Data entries
◇ ◇ ◇ ◇

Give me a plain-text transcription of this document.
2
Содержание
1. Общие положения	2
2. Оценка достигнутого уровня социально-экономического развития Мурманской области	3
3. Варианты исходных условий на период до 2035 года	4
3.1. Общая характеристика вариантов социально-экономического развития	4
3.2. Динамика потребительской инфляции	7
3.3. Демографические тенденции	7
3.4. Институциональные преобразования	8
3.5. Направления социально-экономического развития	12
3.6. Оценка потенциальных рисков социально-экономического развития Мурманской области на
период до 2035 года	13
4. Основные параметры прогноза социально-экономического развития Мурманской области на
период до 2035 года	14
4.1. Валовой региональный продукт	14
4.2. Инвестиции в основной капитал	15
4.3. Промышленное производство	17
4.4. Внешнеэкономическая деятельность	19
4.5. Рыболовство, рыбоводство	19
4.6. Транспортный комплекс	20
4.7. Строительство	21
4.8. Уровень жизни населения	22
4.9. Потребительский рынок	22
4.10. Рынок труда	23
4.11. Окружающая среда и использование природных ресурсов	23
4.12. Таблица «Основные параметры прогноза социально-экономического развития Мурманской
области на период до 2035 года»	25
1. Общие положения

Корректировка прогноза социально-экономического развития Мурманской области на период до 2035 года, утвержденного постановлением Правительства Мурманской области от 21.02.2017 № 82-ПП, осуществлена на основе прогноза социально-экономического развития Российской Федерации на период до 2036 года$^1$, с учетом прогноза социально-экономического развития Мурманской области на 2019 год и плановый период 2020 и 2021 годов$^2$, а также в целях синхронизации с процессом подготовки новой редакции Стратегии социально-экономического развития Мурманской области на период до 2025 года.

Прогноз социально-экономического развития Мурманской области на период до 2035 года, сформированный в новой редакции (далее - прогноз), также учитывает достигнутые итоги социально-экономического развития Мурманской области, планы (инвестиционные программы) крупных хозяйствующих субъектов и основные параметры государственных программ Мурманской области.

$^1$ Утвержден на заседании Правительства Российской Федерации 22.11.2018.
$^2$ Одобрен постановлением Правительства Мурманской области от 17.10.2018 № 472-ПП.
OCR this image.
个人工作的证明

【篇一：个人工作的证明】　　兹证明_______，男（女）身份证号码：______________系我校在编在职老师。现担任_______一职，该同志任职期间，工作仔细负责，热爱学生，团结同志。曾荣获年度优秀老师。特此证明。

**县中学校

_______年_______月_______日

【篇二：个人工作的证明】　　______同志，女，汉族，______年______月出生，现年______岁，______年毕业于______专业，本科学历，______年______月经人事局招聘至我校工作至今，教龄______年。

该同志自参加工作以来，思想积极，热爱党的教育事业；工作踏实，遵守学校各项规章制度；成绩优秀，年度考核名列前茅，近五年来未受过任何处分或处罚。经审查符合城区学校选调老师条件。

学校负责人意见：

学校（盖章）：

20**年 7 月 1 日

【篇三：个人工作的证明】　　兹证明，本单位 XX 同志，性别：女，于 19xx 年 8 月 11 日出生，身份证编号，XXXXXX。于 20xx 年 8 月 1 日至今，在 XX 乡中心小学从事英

◇ ◇ ◇ ◇

• _STATED GOAL_:
Reproduce only the lines from the line containing "OCR this image." to the last line of the material above, both of those lines included.

• _FINISHED ANSWER_:
OCR this image.
个人工作的证明

【篇一：个人工作的证明】　　兹证明_______，男（女）身份证号码：______________系我校在编在职老师。现担任_______一职，该同志任职期间，工作仔细负责，热爱学生，团结同志。曾荣获年度优秀老师。特此证明。

**县中学校

_______年_______月_______日

【篇二：个人工作的证明】　　______同志，女，汉族，______年______月出生，现年______岁，______年毕业于______专业，本科学历，______年______月经人事局招聘至我校工作至今，教龄______年。

该同志自参加工作以来，思想积极，热爱党的教育事业；工作踏实，遵守学校各项规章制度；成绩优秀，年度考核名列前茅，近五年来未受过任何处分或处罚。经审查符合城区学校选调老师条件。

学校负责人意见：

学校（盖章）：

20**年 7 月 1 日

【篇三：个人工作的证明】　　兹证明，本单位 XX 同志，性别：女，于 19xx 年 8 月 11 日出生，身份证编号，XXXXXX。于 20xx 年 8 月 1 日至今，在 XX 乡中心小学从事英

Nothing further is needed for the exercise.